[Exercise instructions]:
Return each line of the listing that contains the string "JSON".

[Excerpted data]:
····················
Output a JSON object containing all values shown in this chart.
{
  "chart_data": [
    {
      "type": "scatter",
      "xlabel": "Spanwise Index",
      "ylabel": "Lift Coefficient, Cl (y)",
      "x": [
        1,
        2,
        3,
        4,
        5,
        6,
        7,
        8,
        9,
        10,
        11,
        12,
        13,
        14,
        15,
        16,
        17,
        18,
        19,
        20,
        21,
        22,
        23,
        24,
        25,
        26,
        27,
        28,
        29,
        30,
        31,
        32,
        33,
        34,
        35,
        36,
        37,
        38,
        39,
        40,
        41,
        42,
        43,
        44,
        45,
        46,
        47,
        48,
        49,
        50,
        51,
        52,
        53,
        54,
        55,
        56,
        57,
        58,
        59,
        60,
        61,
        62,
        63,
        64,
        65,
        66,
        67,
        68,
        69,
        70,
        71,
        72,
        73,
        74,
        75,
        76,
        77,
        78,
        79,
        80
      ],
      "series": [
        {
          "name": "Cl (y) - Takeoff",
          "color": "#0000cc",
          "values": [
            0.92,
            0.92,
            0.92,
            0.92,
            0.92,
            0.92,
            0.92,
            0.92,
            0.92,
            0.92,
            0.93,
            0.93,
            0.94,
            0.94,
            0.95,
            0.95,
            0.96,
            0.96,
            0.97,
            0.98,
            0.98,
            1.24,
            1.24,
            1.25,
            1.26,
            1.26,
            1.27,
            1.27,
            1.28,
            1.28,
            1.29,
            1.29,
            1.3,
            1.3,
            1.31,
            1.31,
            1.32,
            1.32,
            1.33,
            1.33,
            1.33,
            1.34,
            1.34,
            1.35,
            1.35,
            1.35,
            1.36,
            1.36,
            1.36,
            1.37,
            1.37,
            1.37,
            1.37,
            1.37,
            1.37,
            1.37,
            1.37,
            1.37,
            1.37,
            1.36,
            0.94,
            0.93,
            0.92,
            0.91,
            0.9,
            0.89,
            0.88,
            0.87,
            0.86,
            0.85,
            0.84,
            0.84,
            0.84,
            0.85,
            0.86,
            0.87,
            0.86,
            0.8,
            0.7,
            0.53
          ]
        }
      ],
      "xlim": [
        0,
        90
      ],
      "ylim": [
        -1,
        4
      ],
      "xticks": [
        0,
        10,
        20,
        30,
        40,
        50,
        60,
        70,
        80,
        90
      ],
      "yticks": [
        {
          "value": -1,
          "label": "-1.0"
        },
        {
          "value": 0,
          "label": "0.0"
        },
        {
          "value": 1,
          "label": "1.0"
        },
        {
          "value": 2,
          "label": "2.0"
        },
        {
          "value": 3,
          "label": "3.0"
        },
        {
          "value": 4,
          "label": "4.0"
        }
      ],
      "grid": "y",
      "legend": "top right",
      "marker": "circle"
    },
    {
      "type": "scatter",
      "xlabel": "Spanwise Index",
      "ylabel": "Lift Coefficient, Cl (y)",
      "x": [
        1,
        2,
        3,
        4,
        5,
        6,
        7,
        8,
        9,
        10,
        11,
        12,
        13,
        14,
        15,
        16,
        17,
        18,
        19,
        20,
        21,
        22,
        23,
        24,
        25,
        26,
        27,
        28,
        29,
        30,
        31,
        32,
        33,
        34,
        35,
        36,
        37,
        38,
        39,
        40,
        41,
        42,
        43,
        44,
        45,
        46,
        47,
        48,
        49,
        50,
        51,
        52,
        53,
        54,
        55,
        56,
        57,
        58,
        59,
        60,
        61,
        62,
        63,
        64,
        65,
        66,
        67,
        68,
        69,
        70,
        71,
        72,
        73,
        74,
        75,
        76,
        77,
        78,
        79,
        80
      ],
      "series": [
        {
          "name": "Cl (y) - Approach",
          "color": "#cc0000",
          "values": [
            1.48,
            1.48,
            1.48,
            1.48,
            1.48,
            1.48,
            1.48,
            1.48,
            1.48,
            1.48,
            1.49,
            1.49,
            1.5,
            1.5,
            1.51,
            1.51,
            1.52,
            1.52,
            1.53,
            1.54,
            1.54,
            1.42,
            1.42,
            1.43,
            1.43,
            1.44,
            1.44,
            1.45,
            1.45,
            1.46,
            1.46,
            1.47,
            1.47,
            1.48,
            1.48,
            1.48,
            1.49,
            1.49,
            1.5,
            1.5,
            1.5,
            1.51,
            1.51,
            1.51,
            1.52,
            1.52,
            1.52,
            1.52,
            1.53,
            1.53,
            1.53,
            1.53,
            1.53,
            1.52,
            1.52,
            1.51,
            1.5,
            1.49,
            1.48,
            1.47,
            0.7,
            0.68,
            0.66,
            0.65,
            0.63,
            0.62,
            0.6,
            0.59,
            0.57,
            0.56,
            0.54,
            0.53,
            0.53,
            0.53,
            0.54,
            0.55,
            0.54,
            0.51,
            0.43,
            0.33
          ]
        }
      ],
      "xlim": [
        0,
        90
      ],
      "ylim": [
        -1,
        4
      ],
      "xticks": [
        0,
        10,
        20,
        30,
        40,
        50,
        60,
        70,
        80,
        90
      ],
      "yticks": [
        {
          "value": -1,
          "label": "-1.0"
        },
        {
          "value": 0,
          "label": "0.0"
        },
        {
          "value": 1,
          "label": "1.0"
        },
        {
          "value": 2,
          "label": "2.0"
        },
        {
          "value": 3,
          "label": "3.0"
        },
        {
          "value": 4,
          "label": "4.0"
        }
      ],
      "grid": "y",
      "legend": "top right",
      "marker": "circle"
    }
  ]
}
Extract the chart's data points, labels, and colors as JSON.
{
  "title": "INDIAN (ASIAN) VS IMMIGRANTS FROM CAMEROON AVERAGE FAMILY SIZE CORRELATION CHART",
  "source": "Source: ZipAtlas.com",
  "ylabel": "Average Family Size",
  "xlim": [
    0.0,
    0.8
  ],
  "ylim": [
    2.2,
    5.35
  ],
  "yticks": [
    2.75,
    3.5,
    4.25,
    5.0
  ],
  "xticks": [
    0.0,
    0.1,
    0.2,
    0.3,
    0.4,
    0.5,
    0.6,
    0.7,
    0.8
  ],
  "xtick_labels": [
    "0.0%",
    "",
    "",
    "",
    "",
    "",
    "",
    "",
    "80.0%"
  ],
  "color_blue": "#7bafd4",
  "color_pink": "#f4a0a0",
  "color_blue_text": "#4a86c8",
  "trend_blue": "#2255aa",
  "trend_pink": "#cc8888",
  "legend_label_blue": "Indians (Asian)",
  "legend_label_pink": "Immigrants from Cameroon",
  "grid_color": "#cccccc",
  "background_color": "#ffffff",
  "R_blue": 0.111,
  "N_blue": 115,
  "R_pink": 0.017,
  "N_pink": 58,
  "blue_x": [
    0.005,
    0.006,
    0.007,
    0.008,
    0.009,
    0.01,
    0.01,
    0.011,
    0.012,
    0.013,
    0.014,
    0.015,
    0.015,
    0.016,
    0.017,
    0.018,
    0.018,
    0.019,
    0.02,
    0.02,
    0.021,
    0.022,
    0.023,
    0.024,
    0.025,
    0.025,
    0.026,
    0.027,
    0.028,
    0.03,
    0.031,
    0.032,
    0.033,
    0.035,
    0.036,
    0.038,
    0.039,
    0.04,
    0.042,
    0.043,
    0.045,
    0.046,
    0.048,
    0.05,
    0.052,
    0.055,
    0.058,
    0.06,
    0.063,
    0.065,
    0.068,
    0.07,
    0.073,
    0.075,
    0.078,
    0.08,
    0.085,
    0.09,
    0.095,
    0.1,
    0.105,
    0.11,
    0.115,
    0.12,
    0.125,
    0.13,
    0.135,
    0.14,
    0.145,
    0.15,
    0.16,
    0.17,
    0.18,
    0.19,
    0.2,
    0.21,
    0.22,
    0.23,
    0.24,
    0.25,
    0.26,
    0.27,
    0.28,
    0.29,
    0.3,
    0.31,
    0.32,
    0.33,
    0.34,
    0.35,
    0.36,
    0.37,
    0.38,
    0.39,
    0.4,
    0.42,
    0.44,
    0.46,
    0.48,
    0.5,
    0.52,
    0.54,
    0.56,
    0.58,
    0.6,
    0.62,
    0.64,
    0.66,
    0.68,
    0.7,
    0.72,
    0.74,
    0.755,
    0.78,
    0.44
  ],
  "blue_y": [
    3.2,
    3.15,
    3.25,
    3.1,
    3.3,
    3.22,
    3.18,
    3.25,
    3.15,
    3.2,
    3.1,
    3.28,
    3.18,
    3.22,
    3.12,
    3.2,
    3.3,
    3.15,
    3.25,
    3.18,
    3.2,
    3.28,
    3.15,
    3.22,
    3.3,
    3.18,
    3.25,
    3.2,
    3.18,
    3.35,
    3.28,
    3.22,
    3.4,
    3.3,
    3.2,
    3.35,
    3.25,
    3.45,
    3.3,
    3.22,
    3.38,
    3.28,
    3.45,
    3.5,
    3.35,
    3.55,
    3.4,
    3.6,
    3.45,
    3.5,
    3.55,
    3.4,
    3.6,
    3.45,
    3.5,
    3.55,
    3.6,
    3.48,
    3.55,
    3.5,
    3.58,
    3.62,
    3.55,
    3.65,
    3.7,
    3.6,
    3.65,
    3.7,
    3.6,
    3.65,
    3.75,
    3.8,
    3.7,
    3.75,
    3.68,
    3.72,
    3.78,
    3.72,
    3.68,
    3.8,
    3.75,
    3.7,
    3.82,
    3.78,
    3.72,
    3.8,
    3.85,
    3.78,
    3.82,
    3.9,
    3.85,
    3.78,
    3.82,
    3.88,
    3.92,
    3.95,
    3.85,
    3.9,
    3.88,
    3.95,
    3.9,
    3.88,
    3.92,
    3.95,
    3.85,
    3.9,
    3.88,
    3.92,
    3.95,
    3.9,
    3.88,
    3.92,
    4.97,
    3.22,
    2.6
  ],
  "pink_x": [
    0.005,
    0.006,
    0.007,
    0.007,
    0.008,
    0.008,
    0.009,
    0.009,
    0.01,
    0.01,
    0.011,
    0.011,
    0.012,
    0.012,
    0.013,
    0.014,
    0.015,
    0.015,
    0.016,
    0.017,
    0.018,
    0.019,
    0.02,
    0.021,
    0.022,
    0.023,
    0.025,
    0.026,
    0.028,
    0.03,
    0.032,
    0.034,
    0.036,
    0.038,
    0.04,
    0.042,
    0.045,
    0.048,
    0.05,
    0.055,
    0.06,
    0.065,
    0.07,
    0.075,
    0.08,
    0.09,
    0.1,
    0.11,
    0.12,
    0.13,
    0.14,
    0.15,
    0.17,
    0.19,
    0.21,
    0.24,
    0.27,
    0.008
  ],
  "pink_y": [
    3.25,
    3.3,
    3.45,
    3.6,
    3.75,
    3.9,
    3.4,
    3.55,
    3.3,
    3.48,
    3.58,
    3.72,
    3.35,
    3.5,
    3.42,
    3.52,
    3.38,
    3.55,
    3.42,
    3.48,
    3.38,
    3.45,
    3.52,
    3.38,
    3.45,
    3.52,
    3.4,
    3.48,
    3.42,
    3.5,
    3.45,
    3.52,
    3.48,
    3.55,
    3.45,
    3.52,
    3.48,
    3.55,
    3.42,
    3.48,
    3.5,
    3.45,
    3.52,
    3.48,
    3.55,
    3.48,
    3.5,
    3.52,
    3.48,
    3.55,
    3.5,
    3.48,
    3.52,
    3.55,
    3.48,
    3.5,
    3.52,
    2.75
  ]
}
····················
[Answer below]:
Output a JSON object containing all values shown in this chart.
Extract the chart's data points, labels, and colors as JSON.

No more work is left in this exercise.